* _Description of the task_
Each line containing the word "Euro" should be found and copied.

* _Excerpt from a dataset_

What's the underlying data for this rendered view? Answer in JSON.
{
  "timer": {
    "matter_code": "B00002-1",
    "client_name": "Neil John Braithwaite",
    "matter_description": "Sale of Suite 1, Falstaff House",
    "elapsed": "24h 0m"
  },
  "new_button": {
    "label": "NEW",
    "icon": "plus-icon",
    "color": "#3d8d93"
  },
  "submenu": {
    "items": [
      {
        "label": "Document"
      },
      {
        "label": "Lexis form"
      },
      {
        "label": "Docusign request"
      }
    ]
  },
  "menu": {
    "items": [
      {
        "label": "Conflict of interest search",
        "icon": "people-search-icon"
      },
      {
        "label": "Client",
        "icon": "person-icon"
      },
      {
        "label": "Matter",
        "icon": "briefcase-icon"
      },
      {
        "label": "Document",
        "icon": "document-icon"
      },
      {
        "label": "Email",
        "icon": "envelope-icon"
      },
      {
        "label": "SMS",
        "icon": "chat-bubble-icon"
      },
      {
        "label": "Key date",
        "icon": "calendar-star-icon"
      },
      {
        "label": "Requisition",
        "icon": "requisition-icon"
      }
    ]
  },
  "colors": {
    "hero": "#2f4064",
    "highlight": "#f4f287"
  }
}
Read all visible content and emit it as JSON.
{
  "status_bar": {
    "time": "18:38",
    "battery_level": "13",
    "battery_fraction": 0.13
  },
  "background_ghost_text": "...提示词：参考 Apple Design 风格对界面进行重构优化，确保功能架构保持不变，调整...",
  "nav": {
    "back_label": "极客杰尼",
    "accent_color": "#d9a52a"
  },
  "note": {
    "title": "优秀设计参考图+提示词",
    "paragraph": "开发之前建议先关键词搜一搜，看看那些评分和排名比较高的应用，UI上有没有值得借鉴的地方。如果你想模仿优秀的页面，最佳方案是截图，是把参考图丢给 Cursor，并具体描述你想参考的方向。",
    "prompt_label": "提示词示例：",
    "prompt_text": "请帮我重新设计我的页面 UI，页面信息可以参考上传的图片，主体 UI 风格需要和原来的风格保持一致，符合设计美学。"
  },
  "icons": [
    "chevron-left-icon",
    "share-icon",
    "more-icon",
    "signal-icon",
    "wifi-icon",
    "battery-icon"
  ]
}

* * *

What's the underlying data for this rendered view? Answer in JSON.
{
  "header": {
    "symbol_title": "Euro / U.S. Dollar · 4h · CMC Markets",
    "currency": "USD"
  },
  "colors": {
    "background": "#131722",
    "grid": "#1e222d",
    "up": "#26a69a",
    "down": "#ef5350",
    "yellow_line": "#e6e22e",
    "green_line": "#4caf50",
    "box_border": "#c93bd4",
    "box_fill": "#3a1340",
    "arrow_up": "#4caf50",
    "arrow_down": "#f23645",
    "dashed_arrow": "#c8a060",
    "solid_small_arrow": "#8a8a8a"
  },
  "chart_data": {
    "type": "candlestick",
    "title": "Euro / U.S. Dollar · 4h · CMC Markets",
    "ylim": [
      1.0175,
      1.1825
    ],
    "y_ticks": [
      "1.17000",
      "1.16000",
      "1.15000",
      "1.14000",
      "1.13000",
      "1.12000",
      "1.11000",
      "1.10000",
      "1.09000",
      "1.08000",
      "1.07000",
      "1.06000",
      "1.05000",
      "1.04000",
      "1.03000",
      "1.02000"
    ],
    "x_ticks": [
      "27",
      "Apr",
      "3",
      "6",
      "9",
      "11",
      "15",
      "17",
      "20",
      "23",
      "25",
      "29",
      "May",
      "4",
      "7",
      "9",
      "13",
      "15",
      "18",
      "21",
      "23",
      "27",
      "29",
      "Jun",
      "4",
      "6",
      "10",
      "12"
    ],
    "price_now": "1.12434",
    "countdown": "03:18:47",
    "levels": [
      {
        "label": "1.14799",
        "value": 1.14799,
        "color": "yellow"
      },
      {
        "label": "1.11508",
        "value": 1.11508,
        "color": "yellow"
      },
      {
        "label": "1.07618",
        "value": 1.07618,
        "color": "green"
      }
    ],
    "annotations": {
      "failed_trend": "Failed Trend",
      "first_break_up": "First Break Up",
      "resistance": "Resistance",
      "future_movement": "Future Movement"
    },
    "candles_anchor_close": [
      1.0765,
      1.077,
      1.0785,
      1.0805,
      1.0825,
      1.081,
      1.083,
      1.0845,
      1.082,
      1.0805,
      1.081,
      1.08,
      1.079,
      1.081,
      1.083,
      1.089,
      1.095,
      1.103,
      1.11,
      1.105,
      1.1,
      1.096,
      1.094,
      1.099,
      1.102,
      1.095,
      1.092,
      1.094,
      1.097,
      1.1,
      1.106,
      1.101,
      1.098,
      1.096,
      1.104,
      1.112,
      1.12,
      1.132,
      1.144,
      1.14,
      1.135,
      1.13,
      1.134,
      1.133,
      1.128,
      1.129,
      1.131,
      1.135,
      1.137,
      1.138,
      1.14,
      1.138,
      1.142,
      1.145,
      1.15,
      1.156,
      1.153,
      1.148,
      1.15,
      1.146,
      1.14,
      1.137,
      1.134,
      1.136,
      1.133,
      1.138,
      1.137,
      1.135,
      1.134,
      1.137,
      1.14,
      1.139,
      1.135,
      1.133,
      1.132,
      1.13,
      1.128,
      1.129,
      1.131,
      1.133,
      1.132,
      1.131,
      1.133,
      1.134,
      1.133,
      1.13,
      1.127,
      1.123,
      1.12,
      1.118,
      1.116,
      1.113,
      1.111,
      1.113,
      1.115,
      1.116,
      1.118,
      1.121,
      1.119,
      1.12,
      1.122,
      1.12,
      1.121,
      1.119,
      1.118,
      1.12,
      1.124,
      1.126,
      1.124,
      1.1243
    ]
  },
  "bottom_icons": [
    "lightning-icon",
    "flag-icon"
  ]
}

* _Finished exercise_
    "symbol_title": "Euro / U.S. Dollar · 4h · CMC Markets",
    "title": "Euro / U.S. Dollar · 4h · CMC Markets",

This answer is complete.